_Given exercise_:
Will you transcribe all the entries word for word, skipping the pictures they hold?

** start Material to process **

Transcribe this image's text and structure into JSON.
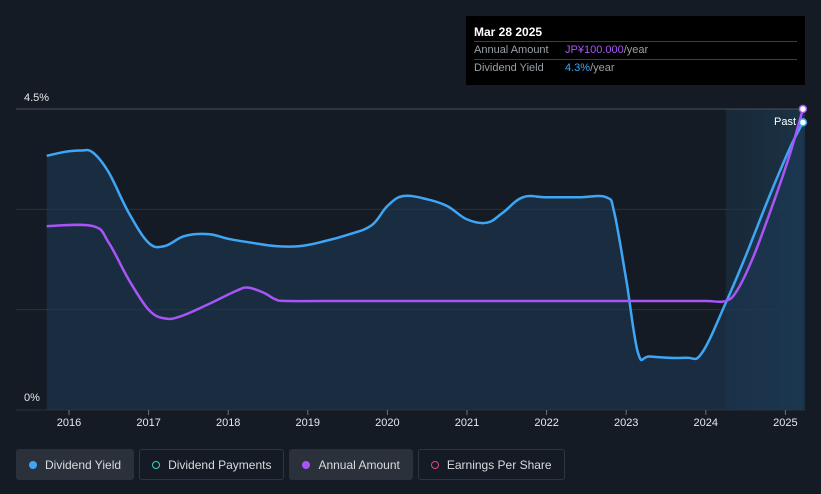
{
  "tooltip": {
    "date": "Mar 28 2025",
    "annual_amount_label": "Annual Amount",
    "annual_amount_value": "JP¥100.000",
    "annual_amount_unit": "/year",
    "yield_label": "Dividend Yield",
    "yield_value": "4.3%",
    "yield_unit": "/year"
  },
  "legend": [
    {
      "label": "Dividend Yield",
      "color": "#3ea6f5",
      "filled": true,
      "active": true
    },
    {
      "label": "Dividend Payments",
      "color": "#3fd0c0",
      "filled": false,
      "active": false
    },
    {
      "label": "Annual Amount",
      "color": "#a855f7",
      "filled": true,
      "active": true
    },
    {
      "label": "Earnings Per Share",
      "color": "#e0457b",
      "filled": false,
      "active": false
    }
  ],
  "colors": {
    "background": "#151b24",
    "yield_line": "#3ea6f5",
    "annual_line": "#a855f7",
    "grid": "#2a313b"
  },
  "chart_data": {
    "type": "line",
    "x_tick_labels": [
      "2016",
      "2017",
      "2018",
      "2019",
      "2020",
      "2021",
      "2022",
      "2023",
      "2024",
      "2025"
    ],
    "y_tick_labels": [
      "4.5%",
      "0%"
    ],
    "ylim": [
      0,
      4.5
    ],
    "past_label": "Past",
    "forecast_region_start": 2024.25,
    "series": [
      {
        "name": "Dividend Yield",
        "color": "#3ea6f5",
        "points": [
          [
            2015.72,
            3.8
          ],
          [
            2015.95,
            3.86
          ],
          [
            2016.15,
            3.88
          ],
          [
            2016.3,
            3.85
          ],
          [
            2016.5,
            3.55
          ],
          [
            2016.75,
            2.95
          ],
          [
            2017.0,
            2.5
          ],
          [
            2017.2,
            2.45
          ],
          [
            2017.45,
            2.6
          ],
          [
            2017.75,
            2.63
          ],
          [
            2018.0,
            2.56
          ],
          [
            2018.3,
            2.5
          ],
          [
            2018.6,
            2.45
          ],
          [
            2018.9,
            2.45
          ],
          [
            2019.2,
            2.52
          ],
          [
            2019.5,
            2.62
          ],
          [
            2019.8,
            2.76
          ],
          [
            2020.0,
            3.05
          ],
          [
            2020.2,
            3.2
          ],
          [
            2020.5,
            3.15
          ],
          [
            2020.75,
            3.05
          ],
          [
            2021.0,
            2.85
          ],
          [
            2021.25,
            2.8
          ],
          [
            2021.45,
            2.95
          ],
          [
            2021.7,
            3.18
          ],
          [
            2022.0,
            3.18
          ],
          [
            2022.4,
            3.18
          ],
          [
            2022.75,
            3.18
          ],
          [
            2022.85,
            2.95
          ],
          [
            2023.0,
            1.95
          ],
          [
            2023.15,
            0.85
          ],
          [
            2023.3,
            0.8
          ],
          [
            2023.75,
            0.78
          ],
          [
            2023.95,
            0.85
          ],
          [
            2024.25,
            1.6
          ],
          [
            2024.5,
            2.3
          ],
          [
            2024.8,
            3.2
          ],
          [
            2025.05,
            3.9
          ],
          [
            2025.22,
            4.3
          ]
        ]
      },
      {
        "name": "Annual Amount",
        "color": "#a855f7",
        "points": [
          [
            2015.72,
            2.75
          ],
          [
            2016.3,
            2.75
          ],
          [
            2016.5,
            2.5
          ],
          [
            2016.75,
            1.95
          ],
          [
            2017.0,
            1.5
          ],
          [
            2017.2,
            1.37
          ],
          [
            2017.4,
            1.4
          ],
          [
            2017.75,
            1.58
          ],
          [
            2018.1,
            1.78
          ],
          [
            2018.25,
            1.83
          ],
          [
            2018.45,
            1.75
          ],
          [
            2018.6,
            1.65
          ],
          [
            2018.75,
            1.63
          ],
          [
            2019.5,
            1.63
          ],
          [
            2020.5,
            1.63
          ],
          [
            2021.5,
            1.63
          ],
          [
            2022.5,
            1.63
          ],
          [
            2023.5,
            1.63
          ],
          [
            2024.0,
            1.63
          ],
          [
            2024.25,
            1.63
          ],
          [
            2024.4,
            1.8
          ],
          [
            2024.6,
            2.3
          ],
          [
            2024.85,
            3.1
          ],
          [
            2025.05,
            3.8
          ],
          [
            2025.22,
            4.5
          ]
        ]
      }
    ]
  }
}
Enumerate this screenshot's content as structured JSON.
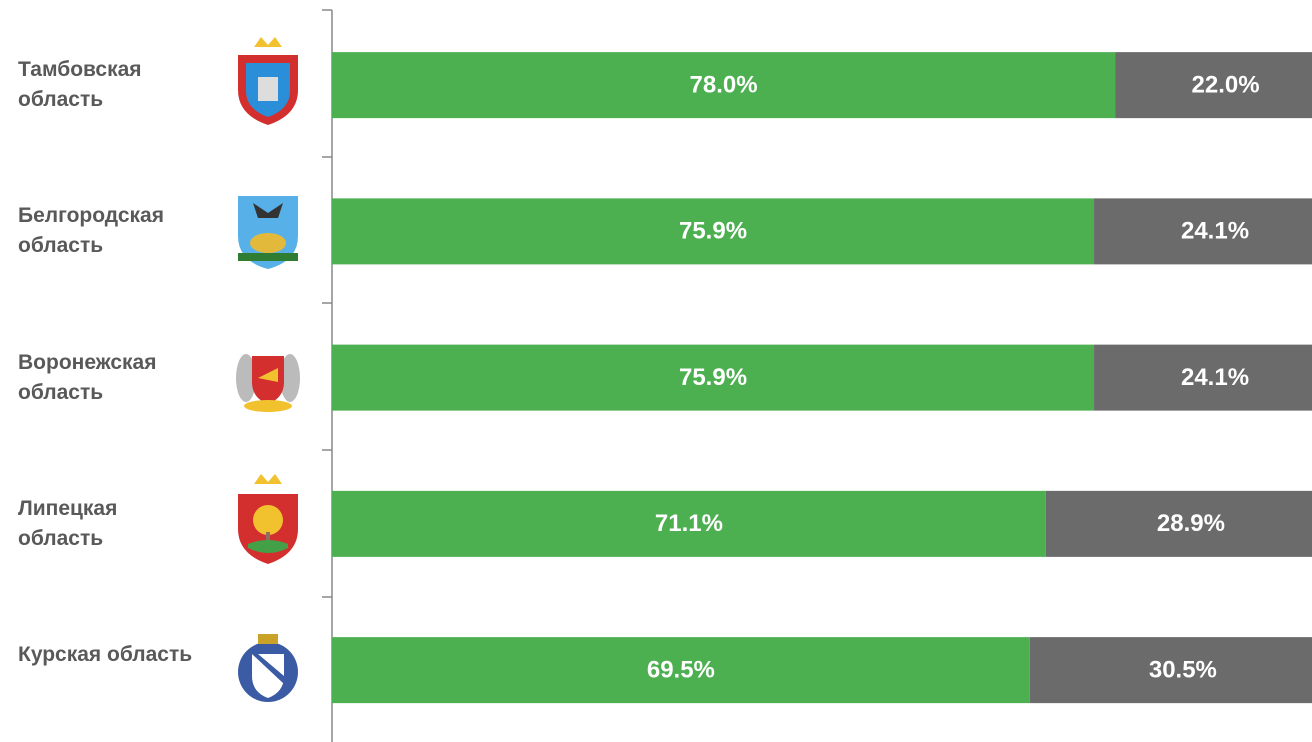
{
  "chart_data": {
    "type": "stacked_bar_horizontal",
    "categories": [
      "Тамбовская область",
      "Белгородская область",
      "Воронежская область",
      "Липецкая область",
      "Курская область"
    ],
    "xlim": [
      0,
      100
    ],
    "series": [
      {
        "color": "#4caf50",
        "values": [
          78.0,
          75.9,
          75.9,
          71.1,
          69.5
        ],
        "value_labels": [
          "78.0%",
          "75.9%",
          "75.9%",
          "71.1%",
          "69.5%"
        ]
      },
      {
        "color": "#6b6b6b",
        "values": [
          22.0,
          24.1,
          24.1,
          28.9,
          30.5
        ],
        "value_labels": [
          "22.0%",
          "24.1%",
          "24.1%",
          "28.9%",
          "30.5%"
        ]
      }
    ]
  }
}
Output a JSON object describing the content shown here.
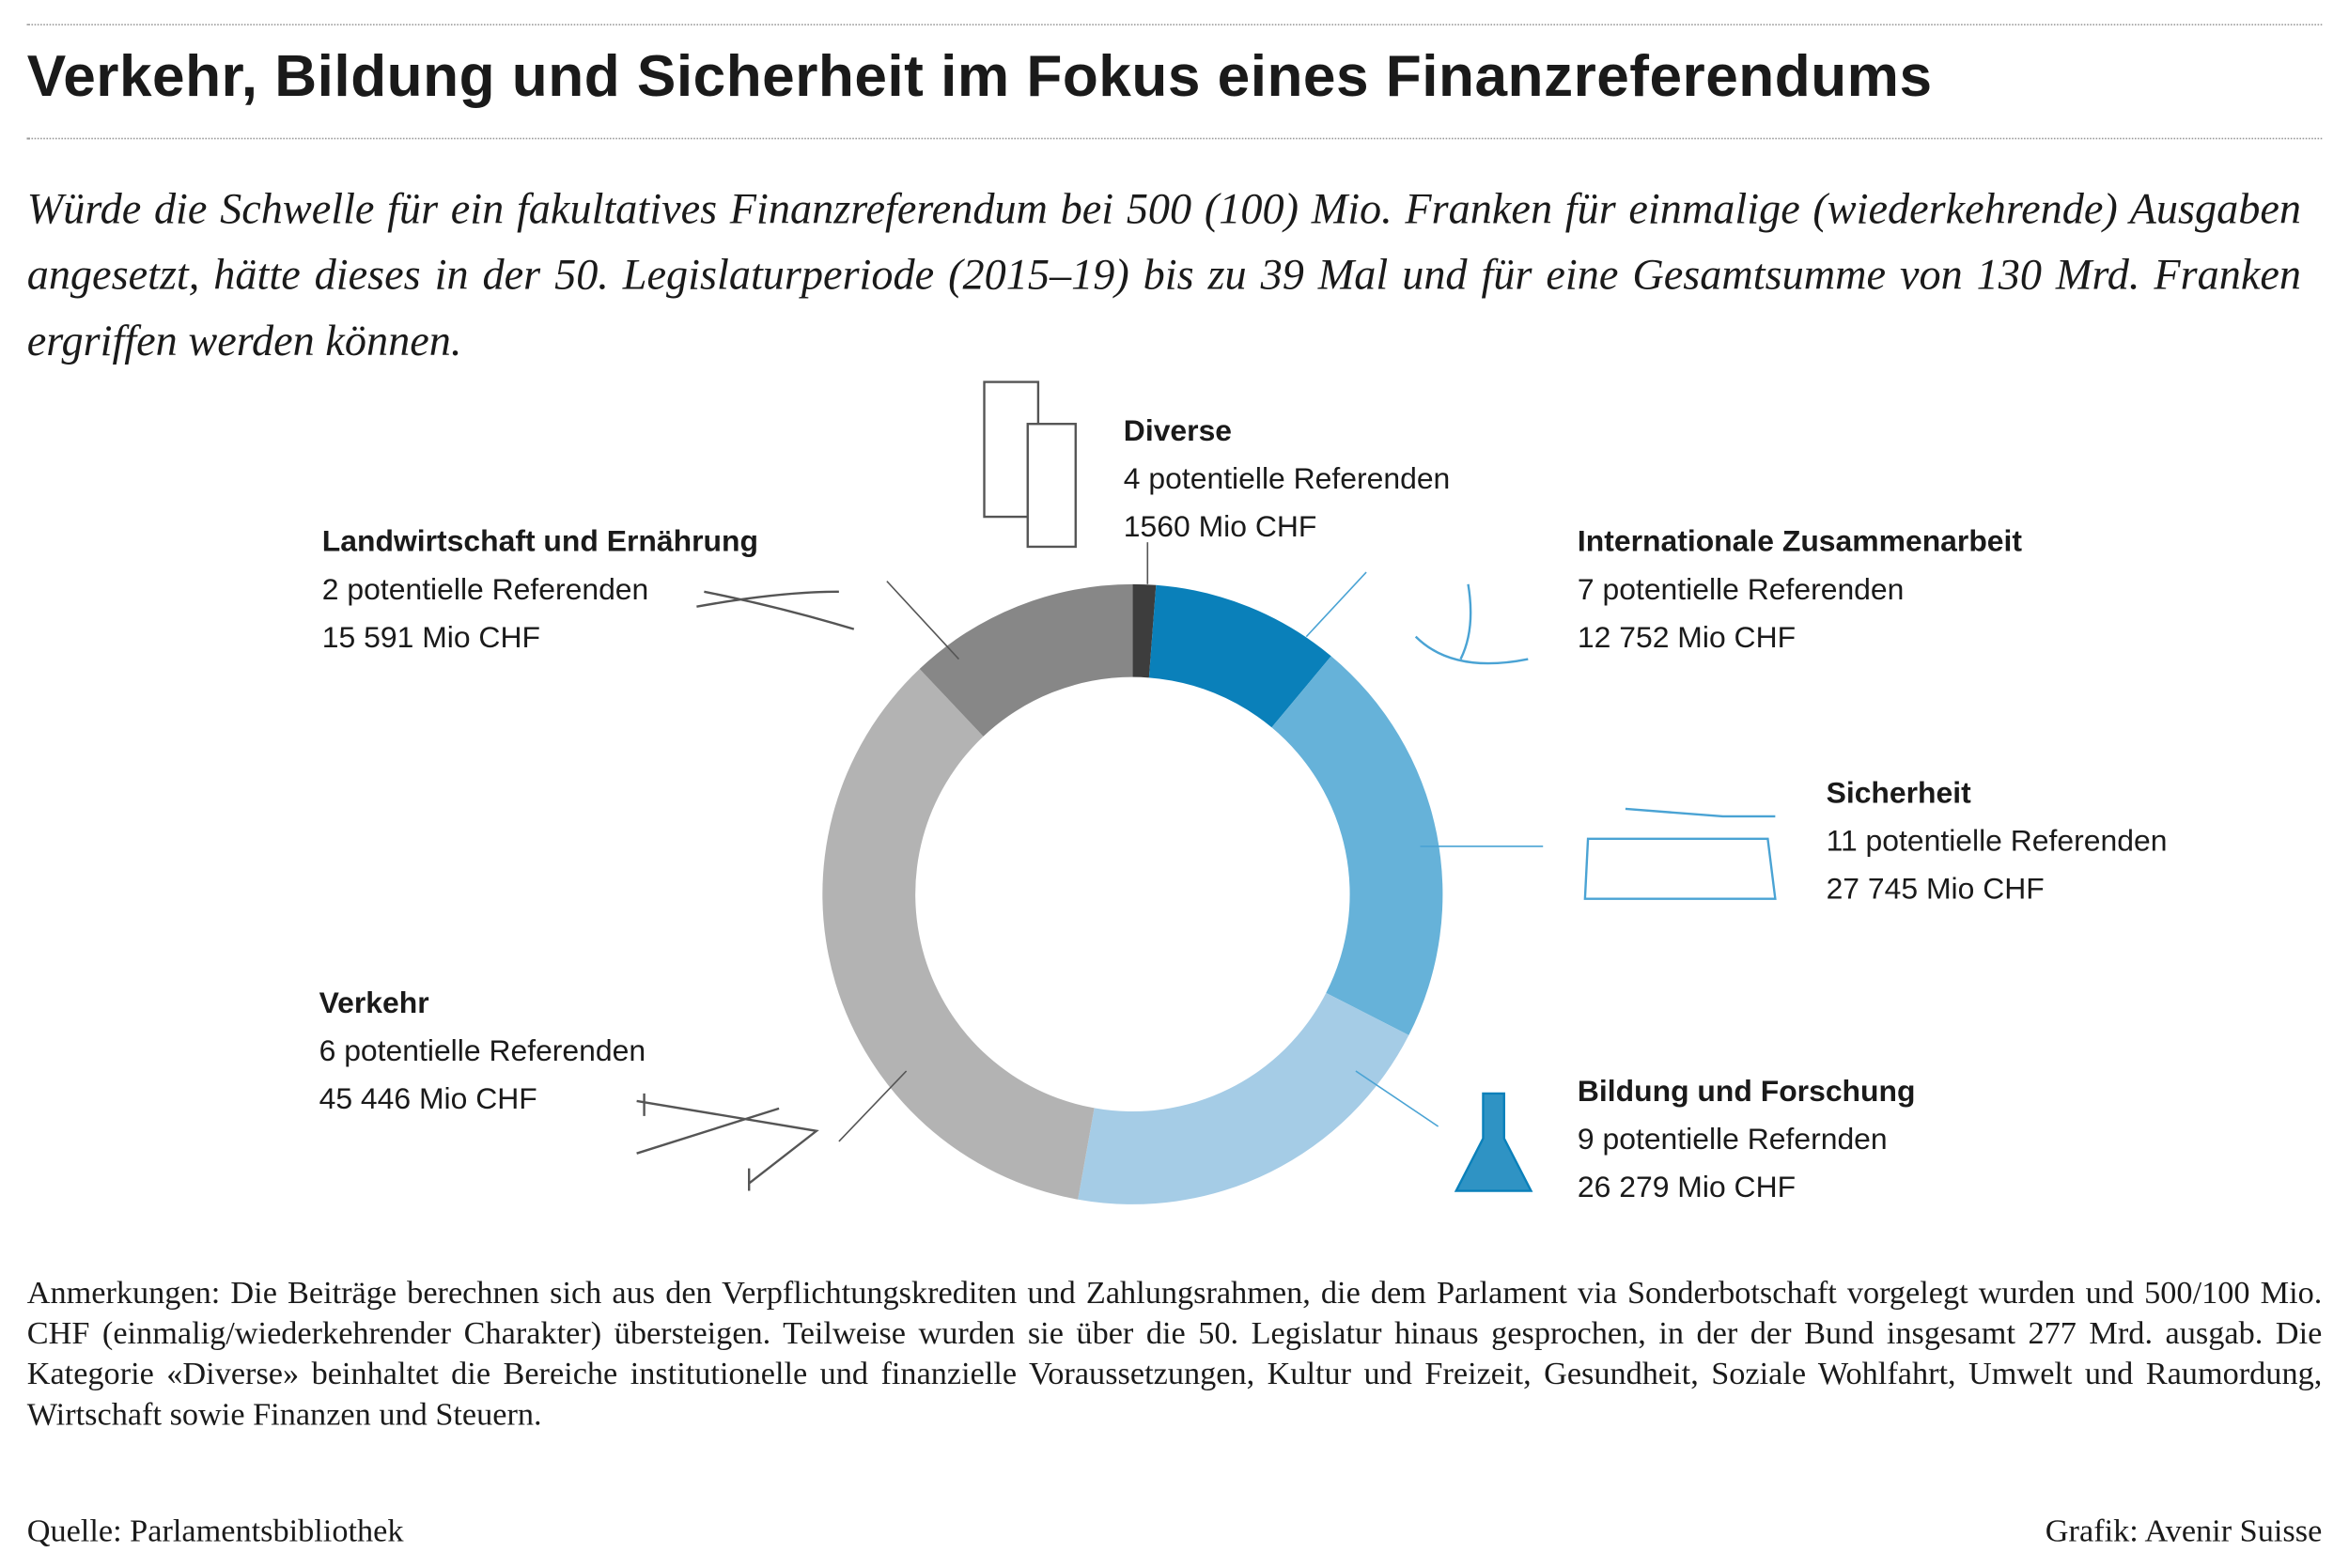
{
  "chart_data": {
    "type": "donut",
    "title": "Verkehr, Bildung und Sicherheit im Fokus eines Finanzreferendums",
    "subtitle": "Würde die Schwelle für ein fakultatives Finanzreferendum bei 500 (100) Mio. Franken für einmalige (wiederkehrende) Ausgaben angesetzt, hätte dieses in der 50. Legislaturperiode (2015–19) bis zu 39 Mal und für eine Gesamtsumme von 130 Mrd. Franken ergriffen werden können.",
    "categories": [
      "Diverse",
      "Internationale Zusammenarbeit",
      "Sicherheit",
      "Bildung und Forschung",
      "Verkehr",
      "Landwirtschaft und Ernährung"
    ],
    "referenda_labels": [
      "4 potentielle Referenden",
      "7 potentielle Referenden",
      "11 potentielle Referenden",
      "9 potentielle Refernden",
      "6 potentielle Referenden",
      "2 potentielle Referenden"
    ],
    "values": [
      1560,
      12752,
      27745,
      26279,
      45446,
      15591
    ],
    "value_labels": [
      "1560 Mio CHF",
      "12 752 Mio CHF",
      "27 745 Mio CHF",
      "26 279 Mio CHF",
      "45 446 Mio CHF",
      "15 591 Mio CHF"
    ],
    "colors": [
      "#3d3d3d",
      "#0a80ba",
      "#66b2d9",
      "#a5cce6",
      "#b3b3b3",
      "#878787"
    ],
    "notes": "Anmerkungen: Die Beiträge berechnen sich aus den Verpflichtungskrediten und Zahlungsrahmen, die dem Parlament via Sonderbotschaft vorgelegt wurden und 500/100 Mio. CHF (einmalig/wiederkehrender Charakter) übersteigen. Teilweise wurden sie über die 50. Legislatur hinaus gesprochen, in der der Bund insgesamt 277 Mrd. ausgab. Die Kategorie «Diverse» beinhaltet die Bereiche institutionelle und finanzielle Voraussetzungen, Kultur und Freizeit, Gesundheit, Soziale Wohlfahrt, Umwelt und Raumordung, Wirtschaft sowie Finanzen und Steuern.",
    "source": "Quelle: Parlamentsbibliothek",
    "credit": "Grafik: Avenir Suisse"
  }
}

** end Material to process **

_Solution for this exercise_:
Transcribe this image's text and structure into JSON.
{
  "tooltip": {
    "date": "Mar 28 2025",
    "annual_amount_label": "Annual Amount",
    "annual_amount_value": "JP¥100.000",
    "annual_amount_unit": "/year",
    "yield_label": "Dividend Yield",
    "yield_value": "4.3%",
    "yield_unit": "/year"
  },
  "legend": [
    {
      "label": "Dividend Yield",
      "color": "#3ea6f5",
      "filled": true,
      "active": true
    },
    {
      "label": "Dividend Payments",
      "color": "#3fd0c0",
      "filled": false,
      "active": false
    },
    {
      "label": "Annual Amount",
      "color": "#a855f7",
      "filled": true,
      "active": true
    },
    {
      "label": "Earnings Per Share",
      "color": "#e0457b",
      "filled": false,
      "active": false
    }
  ],
  "colors": {
    "background": "#151b24",
    "yield_line": "#3ea6f5",
    "annual_line": "#a855f7",
    "grid": "#2a313b"
  },
  "chart_data": {
    "type": "line",
    "x_tick_labels": [
      "2016",
      "2017",
      "2018",
      "2019",
      "2020",
      "2021",
      "2022",
      "2023",
      "2024",
      "2025"
    ],
    "y_tick_labels": [
      "4.5%",
      "0%"
    ],
    "ylim": [
      0,
      4.5
    ],
    "past_label": "Past",
    "forecast_region_start": 2024.25,
    "series": [
      {
        "name": "Dividend Yield",
        "color": "#3ea6f5",
        "points": [
          [
            2015.72,
            3.8
          ],
          [
            2015.95,
            3.86
          ],
          [
            2016.15,
            3.88
          ],
          [
            2016.3,
            3.85
          ],
          [
            2016.5,
            3.55
          ],
          [
            2016.75,
            2.95
          ],
          [
            2017.0,
            2.5
          ],
          [
            2017.2,
            2.45
          ],
          [
            2017.45,
            2.6
          ],
          [
            2017.75,
            2.63
          ],
          [
            2018.0,
            2.56
          ],
          [
            2018.3,
            2.5
          ],
          [
            2018.6,
            2.45
          ],
          [
            2018.9,
            2.45
          ],
          [
            2019.2,
            2.52
          ],
          [
            2019.5,
            2.62
          ],
          [
            2019.8,
            2.76
          ],
          [
            2020.0,
            3.05
          ],
          [
            2020.2,
            3.2
          ],
          [
            2020.5,
            3.15
          ],
          [
            2020.75,
            3.05
          ],
          [
            2021.0,
            2.85
          ],
          [
            2021.25,
            2.8
          ],
          [
            2021.45,
            2.95
          ],
          [
            2021.7,
            3.18
          ],
          [
            2022.0,
            3.18
          ],
          [
            2022.4,
            3.18
          ],
          [
            2022.75,
            3.18
          ],
          [
            2022.85,
            2.95
          ],
          [
            2023.0,
            1.95
          ],
          [
            2023.15,
            0.85
          ],
          [
            2023.3,
            0.8
          ],
          [
            2023.75,
            0.78
          ],
          [
            2023.95,
            0.85
          ],
          [
            2024.25,
            1.6
          ],
          [
            2024.5,
            2.3
          ],
          [
            2024.8,
            3.2
          ],
          [
            2025.05,
            3.9
          ],
          [
            2025.22,
            4.3
          ]
        ]
      },
      {
        "name": "Annual Amount",
        "color": "#a855f7",
        "points": [
          [
            2015.72,
            2.75
          ],
          [
            2016.3,
            2.75
          ],
          [
            2016.5,
            2.5
          ],
          [
            2016.75,
            1.95
          ],
          [
            2017.0,
            1.5
          ],
          [
            2017.2,
            1.37
          ],
          [
            2017.4,
            1.4
          ],
          [
            2017.75,
            1.58
          ],
          [
            2018.1,
            1.78
          ],
          [
            2018.25,
            1.83
          ],
          [
            2018.45,
            1.75
          ],
          [
            2018.6,
            1.65
          ],
          [
            2018.75,
            1.63
          ],
          [
            2019.5,
            1.63
          ],
          [
            2020.5,
            1.63
          ],
          [
            2021.5,
            1.63
          ],
          [
            2022.5,
            1.63
          ],
          [
            2023.5,
            1.63
          ],
          [
            2024.0,
            1.63
          ],
          [
            2024.25,
            1.63
          ],
          [
            2024.4,
            1.8
          ],
          [
            2024.6,
            2.3
          ],
          [
            2024.85,
            3.1
          ],
          [
            2025.05,
            3.8
          ],
          [
            2025.22,
            4.5
          ]
        ]
      }
    ]
  }
}
Enumerate this screenshot's content as structured JSON.
{
  "chart_data": {
    "type": "stacked_bar_horizontal",
    "categories": [
      "Тамбовская область",
      "Белгородская область",
      "Воронежская область",
      "Липецкая область",
      "Курская область"
    ],
    "xlim": [
      0,
      100
    ],
    "series": [
      {
        "color": "#4caf50",
        "values": [
          78.0,
          75.9,
          75.9,
          71.1,
          69.5
        ],
        "value_labels": [
          "78.0%",
          "75.9%",
          "75.9%",
          "71.1%",
          "69.5%"
        ]
      },
      {
        "color": "#6b6b6b",
        "values": [
          22.0,
          24.1,
          24.1,
          28.9,
          30.5
        ],
        "value_labels": [
          "22.0%",
          "24.1%",
          "24.1%",
          "28.9%",
          "30.5%"
        ]
      }
    ]
  }
}
Output a JSON object describing the content shown here.
{
  "chart_data": {
    "type": "donut",
    "title": "Verkehr, Bildung und Sicherheit im Fokus eines Finanzreferendums",
    "subtitle": "Würde die Schwelle für ein fakultatives Finanzreferendum bei 500 (100) Mio. Franken für einmalige (wiederkehrende) Ausgaben angesetzt, hätte dieses in der 50. Legislaturperiode (2015–19) bis zu 39 Mal und für eine Gesamtsumme von 130 Mrd. Franken ergriffen werden können.",
    "categories": [
      "Diverse",
      "Internationale Zusammenarbeit",
      "Sicherheit",
      "Bildung und Forschung",
      "Verkehr",
      "Landwirtschaft und Ernährung"
    ],
    "referenda_labels": [
      "4 potentielle Referenden",
      "7 potentielle Referenden",
      "11 potentielle Referenden",
      "9 potentielle Refernden",
      "6 potentielle Referenden",
      "2 potentielle Referenden"
    ],
    "values": [
      1560,
      12752,
      27745,
      26279,
      45446,
      15591
    ],
    "value_labels": [
      "1560 Mio CHF",
      "12 752 Mio CHF",
      "27 745 Mio CHF",
      "26 279 Mio CHF",
      "45 446 Mio CHF",
      "15 591 Mio CHF"
    ],
    "colors": [
      "#3d3d3d",
      "#0a80ba",
      "#66b2d9",
      "#a5cce6",
      "#b3b3b3",
      "#878787"
    ],
    "notes": "Anmerkungen: Die Beiträge berechnen sich aus den Verpflichtungskrediten und Zahlungsrahmen, die dem Parlament via Sonderbotschaft vorgelegt wurden und 500/100 Mio. CHF (einmalig/wiederkehrender Charakter) übersteigen. Teilweise wurden sie über die 50. Legislatur hinaus gesprochen, in der der Bund insgesamt 277 Mrd. ausgab. Die Kategorie «Diverse» beinhaltet die Bereiche institutionelle und finanzielle Voraussetzungen, Kultur und Freizeit, Gesundheit, Soziale Wohlfahrt, Umwelt und Raumordung, Wirtschaft sowie Finanzen und Steuern.",
    "source": "Quelle: Parlamentsbibliothek",
    "credit": "Grafik: Avenir Suisse"
  }
}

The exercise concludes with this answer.